--- RECORDS SHOWN ---
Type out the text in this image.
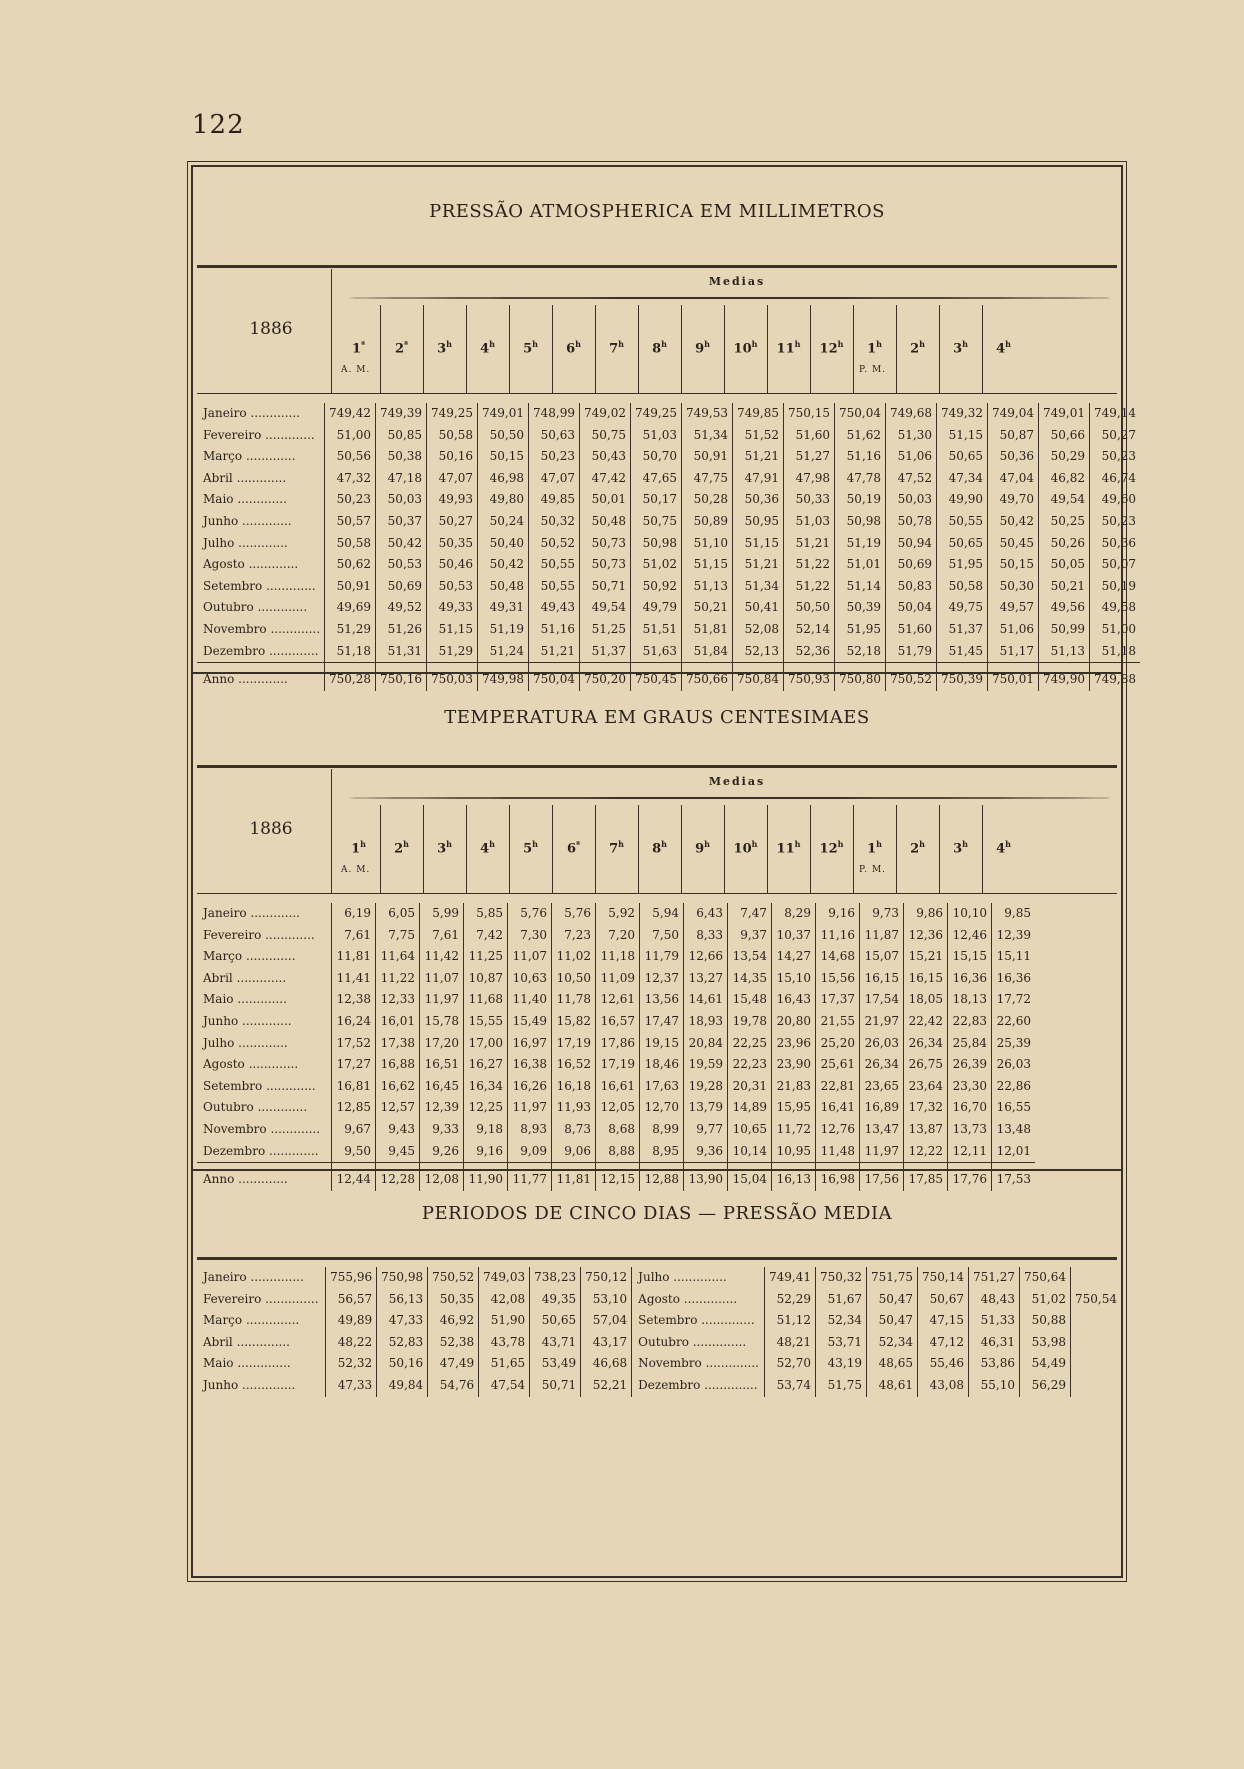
122
PRESSÃO ATMOSPHERICA EM MILLIMETROS
1886
Medias
$1^ª$	$2^ª$	3$^h$	4$^h$	5$^h$	6$^h$	7$^h$	8$^h$	9$^h$	10$^h$	11$^h$	12$^h$	1$^h$	2$^h$	3$^h$	4$^h$
A. M.	P. M.
Janeiro .............	749,42	749,39	749,25	749,01	748,99	749,02	749,25	749,53	749,85	750,15	750,04	749,68	749,32	749,04	749,01	749,14
Fevereiro .............	51,00	50,85	50,58	50,50	50,63	50,75	51,03	51,34	51,52	51,60	51,62	51,30	51,15	50,87	50,66	50,27
Março .............	50,56	50,38	50,16	50,15	50,23	50,43	50,70	50,91	51,21	51,27	51,16	51,06	50,65	50,36	50,29	50,23
Abril .............	47,32	47,18	47,07	46,98	47,07	47,42	47,65	47,75	47,91	47,98	47,78	47,52	47,34	47,04	46,82	46,74
Maio .............	50,23	50,03	49,93	49,80	49,85	50,01	50,17	50,28	50,36	50,33	50,19	50,03	49,90	49,70	49,54	49,60
Junho .............	50,57	50,37	50,27	50,24	50,32	50,48	50,75	50,89	50,95	51,03	50,98	50,78	50,55	50,42	50,25	50,23
Julho .............	50,58	50,42	50,35	50,40	50,52	50,73	50,98	51,10	51,15	51,21	51,19	50,94	50,65	50,45	50,26	50,36
Agosto .............	50,62	50,53	50,46	50,42	50,55	50,73	51,02	51,15	51,21	51,22	51,01	50,69	51,95	50,15	50,05	50,07
Setembro .............	50,91	50,69	50,53	50,48	50,55	50,71	50,92	51,13	51,34	51,22	51,14	50,83	50,58	50,30	50,21	50,19
Outubro .............	49,69	49,52	49,33	49,31	49,43	49,54	49,79	50,21	50,41	50,50	50,39	50,04	49,75	49,57	49,56	49,58
Novembro .............	51,29	51,26	51,15	51,19	51,16	51,25	51,51	51,81	52,08	52,14	51,95	51,60	51,37	51,06	50,99	51,00
Dezembro .............	51,18	51,31	51,29	51,24	51,21	51,37	51,63	51,84	52,13	52,36	52,18	51,79	51,45	51,17	51,13	51,18
Anno .............	750,28	750,16	750,03	749,98	750,04	750,20	750,45	750,66	750,84	750,93	750,80	750,52	750,39	750,01	749,90	749,88
TEMPERATURA EM GRAUS CENTESIMAES
1886
Medias
1$^h$	2$^h$	3$^h$	4$^h$	5$^h$	$6^ª$	7$^h$	8$^h$	9$^h$	10$^h$	11$^h$	12$^h$	1$^h$	2$^h$	3$^h$	4$^h$
A. M.	P. M.
Janeiro .............	6,19	6,05	5,99	5,85	5,76	5,76	5,92	5,94	6,43	7,47	8,29	9,16	9,73	9,86	10,10	9,85
Fevereiro .............	7,61	7,75	7,61	7,42	7,30	7,23	7,20	7,50	8,33	9,37	10,37	11,16	11,87	12,36	12,46	12,39
Março .............	11,81	11,64	11,42	11,25	11,07	11,02	11,18	11,79	12,66	13,54	14,27	14,68	15,07	15,21	15,15	15,11
Abril .............	11,41	11,22	11,07	10,87	10,63	10,50	11,09	12,37	13,27	14,35	15,10	15,56	16,15	16,15	16,36	16,36
Maio .............	12,38	12,33	11,97	11,68	11,40	11,78	12,61	13,56	14,61	15,48	16,43	17,37	17,54	18,05	18,13	17,72
Junho .............	16,24	16,01	15,78	15,55	15,49	15,82	16,57	17,47	18,93	19,78	20,80	21,55	21,97	22,42	22,83	22,60
Julho .............	17,52	17,38	17,20	17,00	16,97	17,19	17,86	19,15	20,84	22,25	23,96	25,20	26,03	26,34	25,84	25,39
Agosto .............	17,27	16,88	16,51	16,27	16,38	16,52	17,19	18,46	19,59	22,23	23,90	25,61	26,34	26,75	26,39	26,03
Setembro .............	16,81	16,62	16,45	16,34	16,26	16,18	16,61	17,63	19,28	20,31	21,83	22,81	23,65	23,64	23,30	22,86
Outubro .............	12,85	12,57	12,39	12,25	11,97	11,93	12,05	12,70	13,79	14,89	15,95	16,41	16,89	17,32	16,70	16,55
Novembro .............	9,67	9,43	9,33	9,18	8,93	8,73	8,68	8,99	9,77	10,65	11,72	12,76	13,47	13,87	13,73	13,48
Dezembro .............	9,50	9,45	9,26	9,16	9,09	9,06	8,88	8,95	9,36	10,14	10,95	11,48	11,97	12,22	12,11	12,01
Anno .............	12,44	12,28	12,08	11,90	11,77	11,81	12,15	12,88	13,90	15,04	16,13	16,98	17,56	17,85	17,76	17,53
PERIODOS DE CINCO DIAS — PRESSÃO MEDIA
Janeiro ..............	755,96	750,98	750,52	749,03	738,23	750,12	Julho ..............	749,41	750,32	751,75	750,14	751,27	750,64	
Fevereiro ..............	56,57	56,13	50,35	42,08	49,35	53,10	Agosto ..............	52,29	51,67	50,47	50,67	48,43	51,02	750,54
Março ..............	49,89	47,33	46,92	51,90	50,65	57,04	Setembro ..............	51,12	52,34	50,47	47,15	51,33	50,88	
Abril ..............	48,22	52,83	52,38	43,78	43,71	43,17	Outubro ..............	48,21	53,71	52,34	47,12	46,31	53,98	
Maio ..............	52,32	50,16	47,49	51,65	53,49	46,68	Novembro ..............	52,70	43,19	48,65	55,46	53,86	54,49	
Junho ..............	47,33	49,84	54,76	47,54	50,71	52,21	Dezembro ..............	53,74	51,75	48,61	43,08	55,10	56,29	
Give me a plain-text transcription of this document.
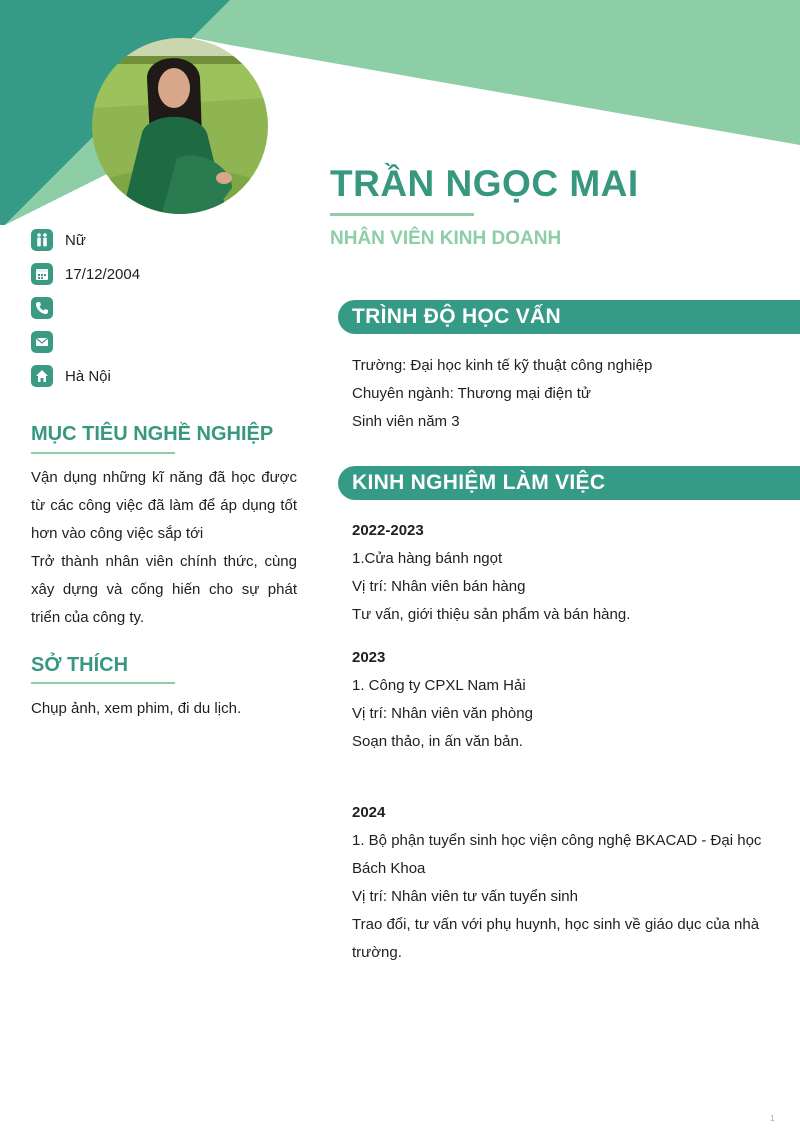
TRẦN NGỌC MAI
NHÂN VIÊN KINH DOANH
Nữ
17/12/2004
Hà Nội
MỤC TIÊU NGHỀ NGHIỆP

Vận dụng những kĩ năng đã học được từ các công việc đã làm để áp dụng tốt hơn vào công việc sắp tới

Trở thành nhân viên chính thức, cùng xây dựng và cống hiến cho sự phát triển của công ty.

SỞ THÍCH

Chụp ảnh, xem phim, đi du lịch.

TRÌNH ĐỘ HỌC VẤN

Trường: Đại học kinh tế kỹ thuật công nghiệp

Chuyên ngành: Thương mại điện tử

Sinh viên năm 3

KINH NGHIỆM LÀM VIỆC

2022-2023

1.Cửa hàng bánh ngọt

Vị trí: Nhân viên bán hàng

Tư vấn, giới thiệu sản phẩm và bán hàng.

2023

1. Công ty CPXL Nam Hải

Vị trí: Nhân viên văn phòng

Soạn thảo, in ấn văn bản.

2024

1. Bộ phận tuyển sinh học viện công nghệ BKACAD - Đại học Bách Khoa

Vị trí: Nhân viên tư vấn tuyển sinh

Trao đổi, tư vấn với phụ huynh, học sinh về giáo dục của nhà trường.

1
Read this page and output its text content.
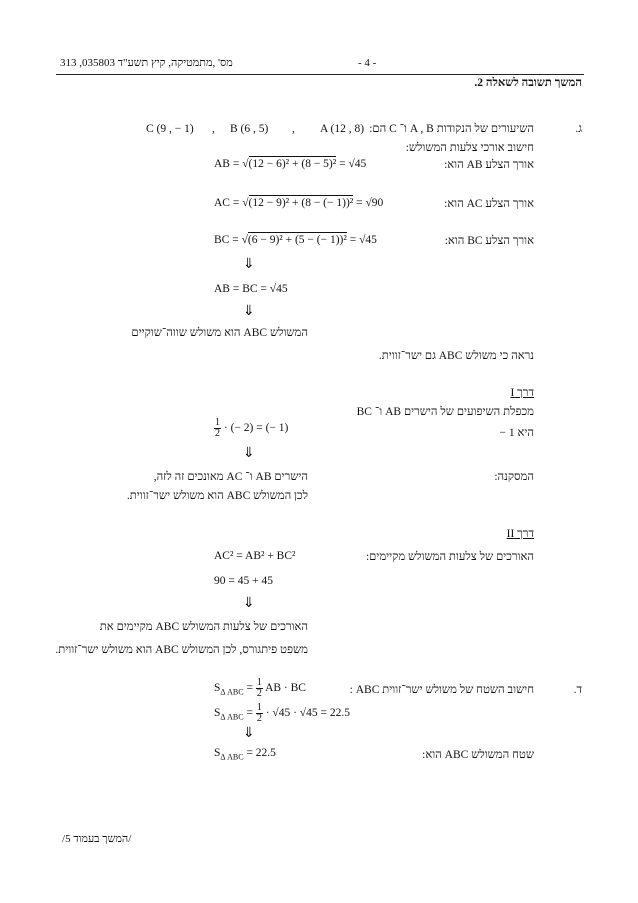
313 ,035803 מס' ,מתמטיקה, קיץ תשע"ד	- 4 -
המשך תשובה לשאלה 2.
ג.
השיעורים של הנקודות A , B ו־ C הם:
A (12 , 8)
,
B (6 , 5)
,
C (9 , − 1)
חישוב אורכי צלעות המשולש:
אורך הצלע AB הוא:
AB = √(12 − 6)² + (8 − 5)² = √45
אורך הצלע AC הוא:
AC = √(12 − 9)² + (8 − (− 1))² = √90
אורך הצלע BC הוא:
BC = √(6 − 9)² + (5 − (− 1))² = √45
⇓
AB = BC = √45
⇓
המשולש ABC הוא משולש שווה־שוקיים
נראה כי משולש ABC גם ישר־זווית.
דרך I
מכפלת השיפועים של הישרים AB ו־ BC
היא 1 −
$\frac{1}{2}$ · (− 2) = (− 1)
⇓
המסקנה:
הישרים AB ו־ AC מאונכים זה לזה,
לכן המשולש ABC הוא משולש ישר־זווית.
דרך II
האורכים של צלעות המשולש מקיימים:
AC² = AB² + BC²
90 = 45 + 45
⇓
האורכים של צלעות המשולש ABC מקיימים את
משפט פיתגורס, לכן המשולש ABC הוא משולש ישר־זווית.
ד.
חישוב השטח של משולש ישר־זווית ABC :
$S_{\Delta ABC} = \frac{1}{2}$ AB · BC
$S_{\Delta ABC} = \frac{1}{2} \cdot √45 \cdot √45 = 22.5$
⇓
שטח המשולש ABC הוא:
$S_{\Delta ABC} = 22.5$
/המשך בעמוד 5/
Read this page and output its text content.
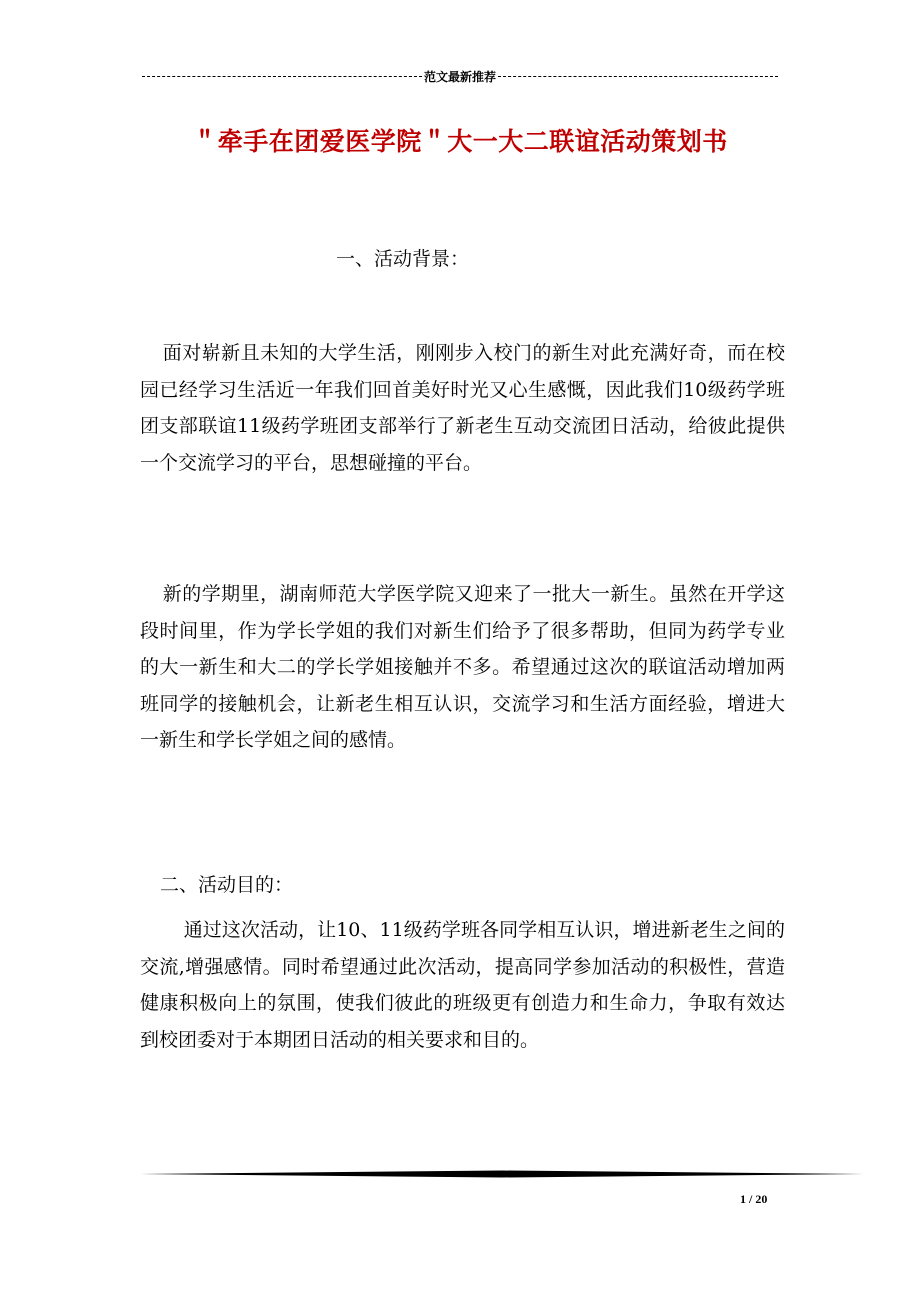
范文最新推荐
＂牵手在团爱医学院＂大一大二联谊活动策划书
一、活动背景：
面对崭新且未知的大学生活，刚刚步入校门的新生对此充满好奇，而在校园已经学习生活近一年我们回首美好时光又心生感慨，因此我们10级药学班团支部联谊11级药学班团支部举行了新老生互动交流团日活动，给彼此提供一个交流学习的平台，思想碰撞的平台。
新的学期里，湖南师范大学医学院又迎来了一批大一新生。虽然在开学这段时间里，作为学长学姐的我们对新生们给予了很多帮助，但同为药学专业的大一新生和大二的学长学姐接触并不多。希望通过这次的联谊活动增加两班同学的接触机会，让新老生相互认识，交流学习和生活方面经验，增进大一新生和学长学姐之间的感情。
二、活动目的：
通过这次活动，让10、11级药学班各同学相互认识，增进新老生之间的交流,增强感情。同时希望通过此次活动，提高同学参加活动的积极性，营造健康积极向上的氛围，使我们彼此的班级更有创造力和生命力，争取有效达到校团委对于本期团日活动的相关要求和目的。
1 / 20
---
• SHORT EXERCISE: Locate the lines above that hold the word "Junho". Show every one of them.

• SOLUTION TO THE PROBLEM:
Junho .............	50,57	50,37	50,27	50,24	50,32	50,48	50,75	50,89	50,95	51,03	50,98	50,78	50,55	50,42	50,25	50,23
Junho .............	16,24	16,01	15,78	15,55	15,49	15,82	16,57	17,47	18,93	19,78	20,80	21,55	21,97	22,42	22,83	22,60
Junho ..............	47,33	49,84	54,76	47,54	50,71	52,21	Dezembro ..............	53,74	51,75	48,61	43,08	55,10	56,29	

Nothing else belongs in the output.